### REQUIRED TASK:
Reproduce each of the following rows verbatim, without any alteration.

Start of MATERIAL TO PROCESS

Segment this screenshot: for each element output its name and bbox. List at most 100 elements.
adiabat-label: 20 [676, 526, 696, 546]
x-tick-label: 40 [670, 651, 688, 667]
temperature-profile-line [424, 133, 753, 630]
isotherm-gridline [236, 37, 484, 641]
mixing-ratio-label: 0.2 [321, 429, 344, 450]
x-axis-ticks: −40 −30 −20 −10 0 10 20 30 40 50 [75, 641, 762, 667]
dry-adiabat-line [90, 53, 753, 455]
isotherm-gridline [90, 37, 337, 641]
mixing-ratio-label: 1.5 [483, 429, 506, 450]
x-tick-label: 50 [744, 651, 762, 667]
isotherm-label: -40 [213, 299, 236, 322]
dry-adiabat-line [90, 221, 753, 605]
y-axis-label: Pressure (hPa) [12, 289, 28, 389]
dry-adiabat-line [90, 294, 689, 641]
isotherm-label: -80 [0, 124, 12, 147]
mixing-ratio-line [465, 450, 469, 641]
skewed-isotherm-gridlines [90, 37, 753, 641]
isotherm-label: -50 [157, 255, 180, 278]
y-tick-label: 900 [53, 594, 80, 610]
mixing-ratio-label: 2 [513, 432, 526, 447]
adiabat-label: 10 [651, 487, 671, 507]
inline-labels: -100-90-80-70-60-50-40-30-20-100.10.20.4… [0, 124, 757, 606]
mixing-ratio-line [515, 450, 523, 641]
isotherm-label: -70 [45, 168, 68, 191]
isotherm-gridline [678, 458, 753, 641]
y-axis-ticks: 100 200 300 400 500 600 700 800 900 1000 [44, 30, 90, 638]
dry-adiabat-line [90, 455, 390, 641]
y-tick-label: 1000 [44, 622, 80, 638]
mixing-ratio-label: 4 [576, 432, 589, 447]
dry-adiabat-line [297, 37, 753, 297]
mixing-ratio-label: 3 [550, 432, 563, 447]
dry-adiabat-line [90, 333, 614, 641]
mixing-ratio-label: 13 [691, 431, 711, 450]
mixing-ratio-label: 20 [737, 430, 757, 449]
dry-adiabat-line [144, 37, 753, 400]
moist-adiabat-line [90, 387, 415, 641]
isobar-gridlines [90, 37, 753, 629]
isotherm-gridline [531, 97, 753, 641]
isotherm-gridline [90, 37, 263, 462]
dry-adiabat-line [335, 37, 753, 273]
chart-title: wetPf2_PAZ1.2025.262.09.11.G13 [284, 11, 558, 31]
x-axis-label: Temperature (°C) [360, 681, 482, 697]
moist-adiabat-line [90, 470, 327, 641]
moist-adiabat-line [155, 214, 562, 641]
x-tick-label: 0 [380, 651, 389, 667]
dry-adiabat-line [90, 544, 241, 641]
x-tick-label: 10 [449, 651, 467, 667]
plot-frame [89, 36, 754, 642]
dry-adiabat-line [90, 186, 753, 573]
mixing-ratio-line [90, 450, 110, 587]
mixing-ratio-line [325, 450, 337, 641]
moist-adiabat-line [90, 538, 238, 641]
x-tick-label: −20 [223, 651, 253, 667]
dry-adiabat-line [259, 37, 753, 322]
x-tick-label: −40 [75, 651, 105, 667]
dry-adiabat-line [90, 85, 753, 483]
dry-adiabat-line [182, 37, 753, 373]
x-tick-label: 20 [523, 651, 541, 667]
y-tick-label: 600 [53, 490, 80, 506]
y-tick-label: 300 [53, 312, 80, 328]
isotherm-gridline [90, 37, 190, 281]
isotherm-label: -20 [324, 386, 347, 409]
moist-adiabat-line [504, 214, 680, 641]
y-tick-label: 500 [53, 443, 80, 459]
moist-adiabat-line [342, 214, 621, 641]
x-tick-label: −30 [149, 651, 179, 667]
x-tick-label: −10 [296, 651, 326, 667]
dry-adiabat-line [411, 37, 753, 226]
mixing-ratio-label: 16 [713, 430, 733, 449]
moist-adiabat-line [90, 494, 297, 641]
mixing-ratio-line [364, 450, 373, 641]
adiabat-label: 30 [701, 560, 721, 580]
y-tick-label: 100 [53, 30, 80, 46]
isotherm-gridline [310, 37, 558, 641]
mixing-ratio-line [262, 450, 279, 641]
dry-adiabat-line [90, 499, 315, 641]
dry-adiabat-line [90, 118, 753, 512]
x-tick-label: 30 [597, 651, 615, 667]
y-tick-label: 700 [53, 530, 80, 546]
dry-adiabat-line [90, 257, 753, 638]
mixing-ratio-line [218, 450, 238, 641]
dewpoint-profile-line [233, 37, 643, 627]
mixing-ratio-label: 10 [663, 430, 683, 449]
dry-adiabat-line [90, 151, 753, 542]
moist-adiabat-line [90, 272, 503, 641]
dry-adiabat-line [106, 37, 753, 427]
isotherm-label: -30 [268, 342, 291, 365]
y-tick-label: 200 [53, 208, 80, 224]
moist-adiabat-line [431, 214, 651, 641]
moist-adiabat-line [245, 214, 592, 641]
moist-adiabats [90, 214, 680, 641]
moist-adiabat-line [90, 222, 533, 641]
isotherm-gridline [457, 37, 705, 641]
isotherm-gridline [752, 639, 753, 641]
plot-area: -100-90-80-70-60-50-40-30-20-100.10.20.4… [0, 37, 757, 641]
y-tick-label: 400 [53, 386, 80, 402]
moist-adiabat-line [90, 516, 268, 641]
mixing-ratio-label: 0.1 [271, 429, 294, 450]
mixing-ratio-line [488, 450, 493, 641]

End of MATERIAL TO PROCESS

### TASK ANSWER:
Segment this screenshot: for each element output its name and bbox. List at most 100 elements.
adiabat-label: 20 [676, 526, 696, 546]
x-tick-label: 40 [670, 651, 688, 667]
temperature-profile-line [424, 133, 753, 630]
isotherm-gridline [236, 37, 484, 641]
mixing-ratio-label: 0.2 [321, 429, 344, 450]
x-axis-ticks: −40 −30 −20 −10 0 10 20 30 40 50 [75, 641, 762, 667]
dry-adiabat-line [90, 53, 753, 455]
isotherm-gridline [90, 37, 337, 641]
mixing-ratio-label: 1.5 [483, 429, 506, 450]
x-tick-label: 50 [744, 651, 762, 667]
isotherm-label: -40 [213, 299, 236, 322]
dry-adiabat-line [90, 221, 753, 605]
y-axis-label: Pressure (hPa) [12, 289, 28, 389]
dry-adiabat-line [90, 294, 689, 641]
isotherm-label: -80 [0, 124, 12, 147]
mixing-ratio-line [465, 450, 469, 641]
skewed-isotherm-gridlines [90, 37, 753, 641]
isotherm-label: -50 [157, 255, 180, 278]
y-tick-label: 900 [53, 594, 80, 610]
mixing-ratio-label: 2 [513, 432, 526, 447]
adiabat-label: 10 [651, 487, 671, 507]
inline-labels: -100-90-80-70-60-50-40-30-20-100.10.20.4… [0, 124, 757, 606]
mixing-ratio-line [515, 450, 523, 641]
isotherm-label: -70 [45, 168, 68, 191]
isotherm-gridline [678, 458, 753, 641]
y-axis-ticks: 100 200 300 400 500 600 700 800 900 1000 [44, 30, 90, 638]
dry-adiabat-line [90, 455, 390, 641]
y-tick-label: 1000 [44, 622, 80, 638]
mixing-ratio-label: 4 [576, 432, 589, 447]
dry-adiabat-line [297, 37, 753, 297]
mixing-ratio-label: 3 [550, 432, 563, 447]
dry-adiabat-line [90, 333, 614, 641]
mixing-ratio-label: 13 [691, 431, 711, 450]
mixing-ratio-label: 20 [737, 430, 757, 449]
dry-adiabat-line [144, 37, 753, 400]
moist-adiabat-line [90, 387, 415, 641]
isobar-gridlines [90, 37, 753, 629]
isotherm-gridline [531, 97, 753, 641]
isotherm-gridline [90, 37, 263, 462]
dry-adiabat-line [335, 37, 753, 273]
chart-title: wetPf2_PAZ1.2025.262.09.11.G13 [284, 11, 558, 31]
x-axis-label: Temperature (°C) [360, 681, 482, 697]
moist-adiabat-line [90, 470, 327, 641]
moist-adiabat-line [155, 214, 562, 641]
x-tick-label: 0 [380, 651, 389, 667]
dry-adiabat-line [90, 544, 241, 641]
x-tick-label: 10 [449, 651, 467, 667]
plot-frame [89, 36, 754, 642]
dry-adiabat-line [90, 186, 753, 573]
mixing-ratio-line [90, 450, 110, 587]
mixing-ratio-line [325, 450, 337, 641]
moist-adiabat-line [90, 538, 238, 641]
x-tick-label: −20 [223, 651, 253, 667]
dry-adiabat-line [259, 37, 753, 322]
x-tick-label: −40 [75, 651, 105, 667]
dry-adiabat-line [90, 85, 753, 483]
dry-adiabat-line [182, 37, 753, 373]
x-tick-label: 20 [523, 651, 541, 667]
y-tick-label: 600 [53, 490, 80, 506]
y-tick-label: 300 [53, 312, 80, 328]
isotherm-gridline [90, 37, 190, 281]
isotherm-label: -20 [324, 386, 347, 409]
moist-adiabat-line [504, 214, 680, 641]
y-tick-label: 500 [53, 443, 80, 459]
moist-adiabat-line [342, 214, 621, 641]
x-tick-label: −30 [149, 651, 179, 667]
x-tick-label: −10 [296, 651, 326, 667]
dry-adiabat-line [411, 37, 753, 226]
mixing-ratio-label: 16 [713, 430, 733, 449]
moist-adiabat-line [90, 494, 297, 641]
mixing-ratio-line [364, 450, 373, 641]
adiabat-label: 30 [701, 560, 721, 580]
y-tick-label: 100 [53, 30, 80, 46]
isotherm-gridline [310, 37, 558, 641]
mixing-ratio-line [262, 450, 279, 641]
dry-adiabat-line [90, 499, 315, 641]
dry-adiabat-line [90, 118, 753, 512]
x-tick-label: 30 [597, 651, 615, 667]
y-tick-label: 700 [53, 530, 80, 546]
dry-adiabat-line [90, 257, 753, 638]
mixing-ratio-line [218, 450, 238, 641]
dewpoint-profile-line [233, 37, 643, 627]
mixing-ratio-label: 10 [663, 430, 683, 449]
dry-adiabat-line [90, 151, 753, 542]
moist-adiabat-line [90, 272, 503, 641]
dry-adiabat-line [106, 37, 753, 427]
isotherm-label: -30 [268, 342, 291, 365]
y-tick-label: 200 [53, 208, 80, 224]
moist-adiabat-line [431, 214, 651, 641]
moist-adiabat-line [245, 214, 592, 641]
moist-adiabats [90, 214, 680, 641]
moist-adiabat-line [90, 222, 533, 641]
isotherm-gridline [457, 37, 705, 641]
isotherm-gridline [752, 639, 753, 641]
plot-area: -100-90-80-70-60-50-40-30-20-100.10.20.4… [0, 37, 757, 641]
y-tick-label: 400 [53, 386, 80, 402]
moist-adiabat-line [90, 516, 268, 641]
mixing-ratio-label: 0.1 [271, 429, 294, 450]
mixing-ratio-line [488, 450, 493, 641]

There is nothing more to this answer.